Stated problem: Set down every record once more, exactly as given.

▬▬▬▬▬▬▬▬▬▬

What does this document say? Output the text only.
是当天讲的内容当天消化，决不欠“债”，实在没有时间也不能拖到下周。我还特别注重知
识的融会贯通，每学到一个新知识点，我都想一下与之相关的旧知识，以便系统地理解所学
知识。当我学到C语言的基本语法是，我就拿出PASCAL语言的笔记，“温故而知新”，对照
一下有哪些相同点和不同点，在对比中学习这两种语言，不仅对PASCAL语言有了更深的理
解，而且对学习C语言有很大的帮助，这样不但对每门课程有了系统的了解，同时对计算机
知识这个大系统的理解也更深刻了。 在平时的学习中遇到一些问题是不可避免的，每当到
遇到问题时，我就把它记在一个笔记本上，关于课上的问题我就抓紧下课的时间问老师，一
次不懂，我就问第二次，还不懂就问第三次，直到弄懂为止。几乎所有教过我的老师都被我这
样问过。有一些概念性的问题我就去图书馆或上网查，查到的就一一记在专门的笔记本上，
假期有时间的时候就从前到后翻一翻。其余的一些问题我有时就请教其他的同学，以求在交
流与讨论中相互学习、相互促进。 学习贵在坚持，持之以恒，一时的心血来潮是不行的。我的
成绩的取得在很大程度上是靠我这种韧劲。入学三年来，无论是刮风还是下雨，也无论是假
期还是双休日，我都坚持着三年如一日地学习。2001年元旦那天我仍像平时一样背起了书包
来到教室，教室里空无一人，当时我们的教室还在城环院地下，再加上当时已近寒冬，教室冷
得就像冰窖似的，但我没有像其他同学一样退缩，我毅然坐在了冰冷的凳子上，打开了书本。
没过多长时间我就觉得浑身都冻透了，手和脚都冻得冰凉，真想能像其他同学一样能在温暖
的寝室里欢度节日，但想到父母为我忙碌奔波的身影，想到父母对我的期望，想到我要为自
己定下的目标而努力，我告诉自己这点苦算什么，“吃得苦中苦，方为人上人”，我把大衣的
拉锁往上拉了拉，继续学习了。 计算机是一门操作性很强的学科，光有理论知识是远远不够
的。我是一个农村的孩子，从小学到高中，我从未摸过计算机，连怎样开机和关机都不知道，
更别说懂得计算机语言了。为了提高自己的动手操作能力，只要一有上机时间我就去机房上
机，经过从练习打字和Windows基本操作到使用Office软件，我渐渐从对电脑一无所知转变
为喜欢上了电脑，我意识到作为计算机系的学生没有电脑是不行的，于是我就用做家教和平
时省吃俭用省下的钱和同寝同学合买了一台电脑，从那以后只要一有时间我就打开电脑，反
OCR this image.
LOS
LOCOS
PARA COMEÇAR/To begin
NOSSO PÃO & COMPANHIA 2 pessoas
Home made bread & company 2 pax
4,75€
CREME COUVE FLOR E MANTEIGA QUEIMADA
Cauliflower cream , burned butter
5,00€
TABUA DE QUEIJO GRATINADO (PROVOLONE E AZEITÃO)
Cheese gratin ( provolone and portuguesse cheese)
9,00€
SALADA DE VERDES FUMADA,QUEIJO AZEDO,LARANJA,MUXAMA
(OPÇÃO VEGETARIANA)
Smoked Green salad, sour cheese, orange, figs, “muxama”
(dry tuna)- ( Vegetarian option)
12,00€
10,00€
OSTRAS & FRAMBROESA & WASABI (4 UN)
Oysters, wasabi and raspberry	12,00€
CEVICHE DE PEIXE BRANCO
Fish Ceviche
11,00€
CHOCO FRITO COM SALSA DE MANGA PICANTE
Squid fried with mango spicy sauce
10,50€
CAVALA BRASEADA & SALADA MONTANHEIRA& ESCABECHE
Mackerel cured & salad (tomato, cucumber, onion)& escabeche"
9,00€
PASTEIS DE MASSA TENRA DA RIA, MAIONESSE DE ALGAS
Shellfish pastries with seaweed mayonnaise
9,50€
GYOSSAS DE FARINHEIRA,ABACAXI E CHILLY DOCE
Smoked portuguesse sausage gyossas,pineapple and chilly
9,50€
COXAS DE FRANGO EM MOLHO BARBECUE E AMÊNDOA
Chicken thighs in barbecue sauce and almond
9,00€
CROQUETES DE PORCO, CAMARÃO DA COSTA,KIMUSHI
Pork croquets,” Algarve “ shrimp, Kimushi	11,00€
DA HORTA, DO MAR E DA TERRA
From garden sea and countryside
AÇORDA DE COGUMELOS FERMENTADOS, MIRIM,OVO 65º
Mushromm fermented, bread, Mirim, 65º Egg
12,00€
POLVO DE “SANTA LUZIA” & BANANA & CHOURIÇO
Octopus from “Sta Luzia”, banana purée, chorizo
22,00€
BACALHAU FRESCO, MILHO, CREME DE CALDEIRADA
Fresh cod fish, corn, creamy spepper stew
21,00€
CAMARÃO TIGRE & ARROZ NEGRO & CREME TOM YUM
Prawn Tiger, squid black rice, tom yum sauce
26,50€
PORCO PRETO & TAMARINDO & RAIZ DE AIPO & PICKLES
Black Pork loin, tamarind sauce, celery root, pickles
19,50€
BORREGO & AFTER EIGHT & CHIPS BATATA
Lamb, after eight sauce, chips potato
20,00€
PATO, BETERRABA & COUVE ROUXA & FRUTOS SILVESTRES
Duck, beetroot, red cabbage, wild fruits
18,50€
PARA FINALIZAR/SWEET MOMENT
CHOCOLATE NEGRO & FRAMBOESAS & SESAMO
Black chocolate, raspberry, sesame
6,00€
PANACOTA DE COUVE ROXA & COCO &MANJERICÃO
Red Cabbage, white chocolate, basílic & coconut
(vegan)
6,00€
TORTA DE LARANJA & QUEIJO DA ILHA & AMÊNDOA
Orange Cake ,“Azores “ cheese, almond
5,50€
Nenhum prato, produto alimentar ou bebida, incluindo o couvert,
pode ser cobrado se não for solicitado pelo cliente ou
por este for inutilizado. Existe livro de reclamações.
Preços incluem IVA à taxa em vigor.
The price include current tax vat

▬▬▬▬▬▬▬▬▬▬

Response below:
What does this document say? Output the text only.
是当天讲的内容当天消化，决不欠“债”，实在没有时间也不能拖到下周。我还特别注重知
识的融会贯通，每学到一个新知识点，我都想一下与之相关的旧知识，以便系统地理解所学
知识。当我学到C语言的基本语法是，我就拿出PASCAL语言的笔记，“温故而知新”，对照
一下有哪些相同点和不同点，在对比中学习这两种语言，不仅对PASCAL语言有了更深的理
解，而且对学习C语言有很大的帮助，这样不但对每门课程有了系统的了解，同时对计算机
知识这个大系统的理解也更深刻了。 在平时的学习中遇到一些问题是不可避免的，每当到
遇到问题时，我就把它记在一个笔记本上，关于课上的问题我就抓紧下课的时间问老师，一
次不懂，我就问第二次，还不懂就问第三次，直到弄懂为止。几乎所有教过我的老师都被我这
样问过。有一些概念性的问题我就去图书馆或上网查，查到的就一一记在专门的笔记本上，
假期有时间的时候就从前到后翻一翻。其余的一些问题我有时就请教其他的同学，以求在交
流与讨论中相互学习、相互促进。 学习贵在坚持，持之以恒，一时的心血来潮是不行的。我的
成绩的取得在很大程度上是靠我这种韧劲。入学三年来，无论是刮风还是下雨，也无论是假
期还是双休日，我都坚持着三年如一日地学习。2001年元旦那天我仍像平时一样背起了书包
来到教室，教室里空无一人，当时我们的教室还在城环院地下，再加上当时已近寒冬，教室冷
得就像冰窖似的，但我没有像其他同学一样退缩，我毅然坐在了冰冷的凳子上，打开了书本。
没过多长时间我就觉得浑身都冻透了，手和脚都冻得冰凉，真想能像其他同学一样能在温暖
的寝室里欢度节日，但想到父母为我忙碌奔波的身影，想到父母对我的期望，想到我要为自
己定下的目标而努力，我告诉自己这点苦算什么，“吃得苦中苦，方为人上人”，我把大衣的
拉锁往上拉了拉，继续学习了。 计算机是一门操作性很强的学科，光有理论知识是远远不够
的。我是一个农村的孩子，从小学到高中，我从未摸过计算机，连怎样开机和关机都不知道，
更别说懂得计算机语言了。为了提高自己的动手操作能力，只要一有上机时间我就去机房上
机，经过从练习打字和Windows基本操作到使用Office软件，我渐渐从对电脑一无所知转变
为喜欢上了电脑，我意识到作为计算机系的学生没有电脑是不行的，于是我就用做家教和平
时省吃俭用省下的钱和同寝同学合买了一台电脑，从那以后只要一有时间我就打开电脑，反
OCR this image.
LOS
LOCOS
PARA COMEÇAR/To begin
NOSSO PÃO & COMPANHIA 2 pessoas
Home made bread & company 2 pax
4,75€
CREME COUVE FLOR E MANTEIGA QUEIMADA
Cauliflower cream , burned butter
5,00€
TABUA DE QUEIJO GRATINADO (PROVOLONE E AZEITÃO)
Cheese gratin ( provolone and portuguesse cheese)
9,00€
SALADA DE VERDES FUMADA,QUEIJO AZEDO,LARANJA,MUXAMA
(OPÇÃO VEGETARIANA)
Smoked Green salad, sour cheese, orange, figs, “muxama”
(dry tuna)- ( Vegetarian option)
12,00€
10,00€
OSTRAS & FRAMBROESA & WASABI (4 UN)
Oysters, wasabi and raspberry	12,00€
CEVICHE DE PEIXE BRANCO
Fish Ceviche
11,00€
CHOCO FRITO COM SALSA DE MANGA PICANTE
Squid fried with mango spicy sauce
10,50€
CAVALA BRASEADA & SALADA MONTANHEIRA& ESCABECHE
Mackerel cured & salad (tomato, cucumber, onion)& escabeche"
9,00€
PASTEIS DE MASSA TENRA DA RIA, MAIONESSE DE ALGAS
Shellfish pastries with seaweed mayonnaise
9,50€
GYOSSAS DE FARINHEIRA,ABACAXI E CHILLY DOCE
Smoked portuguesse sausage gyossas,pineapple and chilly
9,50€
COXAS DE FRANGO EM MOLHO BARBECUE E AMÊNDOA
Chicken thighs in barbecue sauce and almond
9,00€
CROQUETES DE PORCO, CAMARÃO DA COSTA,KIMUSHI
Pork croquets,” Algarve “ shrimp, Kimushi	11,00€
DA HORTA, DO MAR E DA TERRA
From garden sea and countryside
AÇORDA DE COGUMELOS FERMENTADOS, MIRIM,OVO 65º
Mushromm fermented, bread, Mirim, 65º Egg
12,00€
POLVO DE “SANTA LUZIA” & BANANA & CHOURIÇO
Octopus from “Sta Luzia”, banana purée, chorizo
22,00€
BACALHAU FRESCO, MILHO, CREME DE CALDEIRADA
Fresh cod fish, corn, creamy spepper stew
21,00€
CAMARÃO TIGRE & ARROZ NEGRO & CREME TOM YUM
Prawn Tiger, squid black rice, tom yum sauce
26,50€
PORCO PRETO & TAMARINDO & RAIZ DE AIPO & PICKLES
Black Pork loin, tamarind sauce, celery root, pickles
19,50€
BORREGO & AFTER EIGHT & CHIPS BATATA
Lamb, after eight sauce, chips potato
20,00€
PATO, BETERRABA & COUVE ROUXA & FRUTOS SILVESTRES
Duck, beetroot, red cabbage, wild fruits
18,50€
PARA FINALIZAR/SWEET MOMENT
CHOCOLATE NEGRO & FRAMBOESAS & SESAMO
Black chocolate, raspberry, sesame
6,00€
PANACOTA DE COUVE ROXA & COCO &MANJERICÃO
Red Cabbage, white chocolate, basílic & coconut
(vegan)
6,00€
TORTA DE LARANJA & QUEIJO DA ILHA & AMÊNDOA
Orange Cake ,“Azores “ cheese, almond
5,50€
Nenhum prato, produto alimentar ou bebida, incluindo o couvert,
pode ser cobrado se não for solicitado pelo cliente ou
por este for inutilizado. Existe livro de reclamações.
Preços incluem IVA à taxa em vigor.
The price include current tax vat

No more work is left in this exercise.